Brief
Repeat the data below exactly, dropping any pictures it holds.

Exercise input
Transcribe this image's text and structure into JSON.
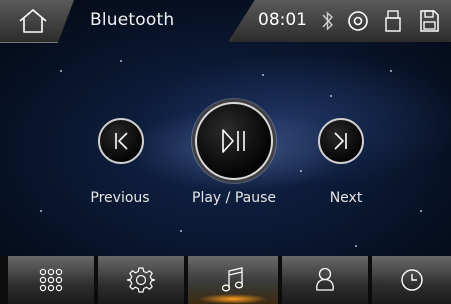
{
  "header": {
    "title": "Bluetooth",
    "time": "08:01",
    "home_icon": "home-icon",
    "status_icons": [
      "bluetooth-icon",
      "disc-icon",
      "usb-icon",
      "sd-card-icon"
    ]
  },
  "controls": {
    "previous": {
      "label": "Previous",
      "icon": "skip-previous-icon"
    },
    "play_pause": {
      "label": "Play / Pause",
      "icon": "play-pause-icon"
    },
    "next": {
      "label": "Next",
      "icon": "skip-next-icon"
    }
  },
  "nav": {
    "items": [
      {
        "icon": "apps-grid-icon",
        "active": false
      },
      {
        "icon": "settings-gear-icon",
        "active": false
      },
      {
        "icon": "music-note-icon",
        "active": true
      },
      {
        "icon": "user-icon",
        "active": false
      },
      {
        "icon": "clock-icon",
        "active": false
      }
    ]
  },
  "colors": {
    "accent": "#ff9d1f",
    "background": "#0a1730"
  }
}
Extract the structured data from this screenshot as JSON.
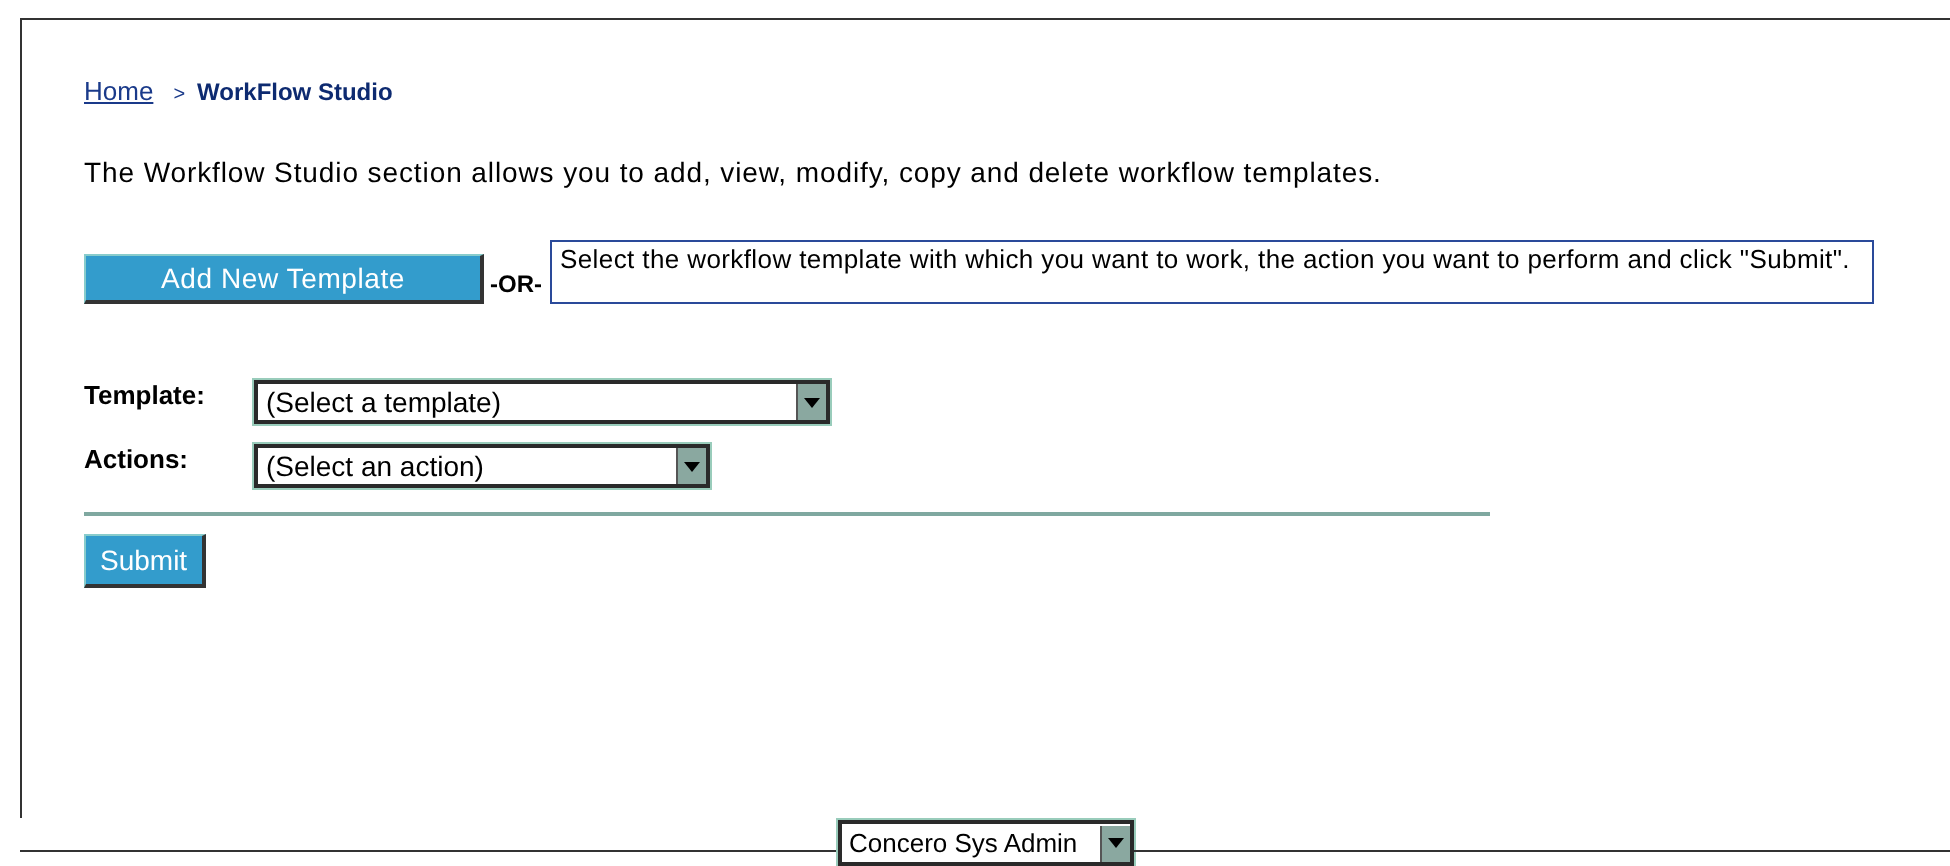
{
  "breadcrumb": {
    "home": "Home",
    "separator": ">",
    "current": "WorkFlow Studio"
  },
  "description": "The Workflow Studio section allows you to add, view, modify, copy and delete workflow templates.",
  "add_button": "Add New Template",
  "or_label": "-OR-",
  "instructions": "Select the workflow template with which you want to work, the action you want to perform and click \"Submit\".",
  "fields": [
    {
      "label": "Template:",
      "value": "(Select a template)"
    },
    {
      "label": "Actions:",
      "value": "(Select an action)"
    }
  ],
  "submit_button": "Submit",
  "footer": {
    "user_select": "Concero Sys Admin"
  }
}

Answer to this problem
Transcribe this image's text and structure into JSON.
{
  "header": {
    "title": "Bluetooth",
    "time": "08:01",
    "home_icon": "home-icon",
    "status_icons": [
      "bluetooth-icon",
      "disc-icon",
      "usb-icon",
      "sd-card-icon"
    ]
  },
  "controls": {
    "previous": {
      "label": "Previous",
      "icon": "skip-previous-icon"
    },
    "play_pause": {
      "label": "Play / Pause",
      "icon": "play-pause-icon"
    },
    "next": {
      "label": "Next",
      "icon": "skip-next-icon"
    }
  },
  "nav": {
    "items": [
      {
        "icon": "apps-grid-icon",
        "active": false
      },
      {
        "icon": "settings-gear-icon",
        "active": false
      },
      {
        "icon": "music-note-icon",
        "active": true
      },
      {
        "icon": "user-icon",
        "active": false
      },
      {
        "icon": "clock-icon",
        "active": false
      }
    ]
  },
  "colors": {
    "accent": "#ff9d1f",
    "background": "#0a1730"
  }
}
Extract the structured data from this screenshot as JSON.
{
  "breadcrumb": {
    "home": "Home",
    "separator": ">",
    "current": "WorkFlow Studio"
  },
  "description": "The Workflow Studio section allows you to add, view, modify, copy and delete workflow templates.",
  "add_button": "Add New Template",
  "or_label": "-OR-",
  "instructions": "Select the workflow template with which you want to work, the action you want to perform and click \"Submit\".",
  "fields": [
    {
      "label": "Template:",
      "value": "(Select a template)"
    },
    {
      "label": "Actions:",
      "value": "(Select an action)"
    }
  ],
  "submit_button": "Submit",
  "footer": {
    "user_select": "Concero Sys Admin"
  }
}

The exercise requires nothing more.